Task brief =>
List all lines in the material below that contain "numero".
BEGIN
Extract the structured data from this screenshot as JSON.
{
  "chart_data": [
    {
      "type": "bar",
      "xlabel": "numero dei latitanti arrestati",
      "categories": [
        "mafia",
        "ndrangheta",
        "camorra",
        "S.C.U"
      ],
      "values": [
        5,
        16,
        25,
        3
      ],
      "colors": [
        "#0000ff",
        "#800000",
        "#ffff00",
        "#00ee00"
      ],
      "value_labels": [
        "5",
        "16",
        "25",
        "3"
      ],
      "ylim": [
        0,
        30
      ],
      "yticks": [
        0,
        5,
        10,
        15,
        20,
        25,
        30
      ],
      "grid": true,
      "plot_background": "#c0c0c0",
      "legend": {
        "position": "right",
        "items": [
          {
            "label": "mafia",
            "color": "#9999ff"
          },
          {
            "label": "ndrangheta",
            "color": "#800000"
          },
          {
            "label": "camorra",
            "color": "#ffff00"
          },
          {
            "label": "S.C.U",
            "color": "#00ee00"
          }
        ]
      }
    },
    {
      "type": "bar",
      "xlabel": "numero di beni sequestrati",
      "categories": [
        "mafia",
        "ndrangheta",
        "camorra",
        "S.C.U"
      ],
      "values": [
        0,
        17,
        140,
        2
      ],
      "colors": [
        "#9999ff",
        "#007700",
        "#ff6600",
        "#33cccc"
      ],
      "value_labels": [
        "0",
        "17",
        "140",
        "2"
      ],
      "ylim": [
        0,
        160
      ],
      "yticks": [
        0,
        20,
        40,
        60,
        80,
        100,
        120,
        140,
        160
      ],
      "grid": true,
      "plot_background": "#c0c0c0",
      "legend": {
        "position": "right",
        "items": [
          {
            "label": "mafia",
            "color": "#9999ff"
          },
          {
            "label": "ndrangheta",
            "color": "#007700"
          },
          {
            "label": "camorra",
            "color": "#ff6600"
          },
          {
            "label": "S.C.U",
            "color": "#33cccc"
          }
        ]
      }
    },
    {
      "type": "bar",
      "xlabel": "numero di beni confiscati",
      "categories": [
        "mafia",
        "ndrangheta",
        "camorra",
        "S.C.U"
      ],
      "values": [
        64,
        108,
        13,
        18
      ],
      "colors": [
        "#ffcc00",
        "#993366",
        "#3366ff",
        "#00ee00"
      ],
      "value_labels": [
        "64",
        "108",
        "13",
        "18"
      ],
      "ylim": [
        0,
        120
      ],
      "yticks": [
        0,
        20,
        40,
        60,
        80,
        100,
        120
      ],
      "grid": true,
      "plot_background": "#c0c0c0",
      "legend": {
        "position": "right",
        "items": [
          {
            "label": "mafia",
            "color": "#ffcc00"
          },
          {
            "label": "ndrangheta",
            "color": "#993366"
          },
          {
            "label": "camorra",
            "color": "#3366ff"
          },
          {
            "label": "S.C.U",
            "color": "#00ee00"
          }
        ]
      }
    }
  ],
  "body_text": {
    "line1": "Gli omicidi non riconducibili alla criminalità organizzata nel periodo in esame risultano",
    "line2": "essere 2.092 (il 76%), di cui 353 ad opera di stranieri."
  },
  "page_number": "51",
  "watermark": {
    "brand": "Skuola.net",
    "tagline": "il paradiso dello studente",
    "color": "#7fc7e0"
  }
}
END
Finished answer =>
      "xlabel": "numero dei latitanti arrestati",
      "xlabel": "numero di beni sequestrati",
      "xlabel": "numero di beni confiscati",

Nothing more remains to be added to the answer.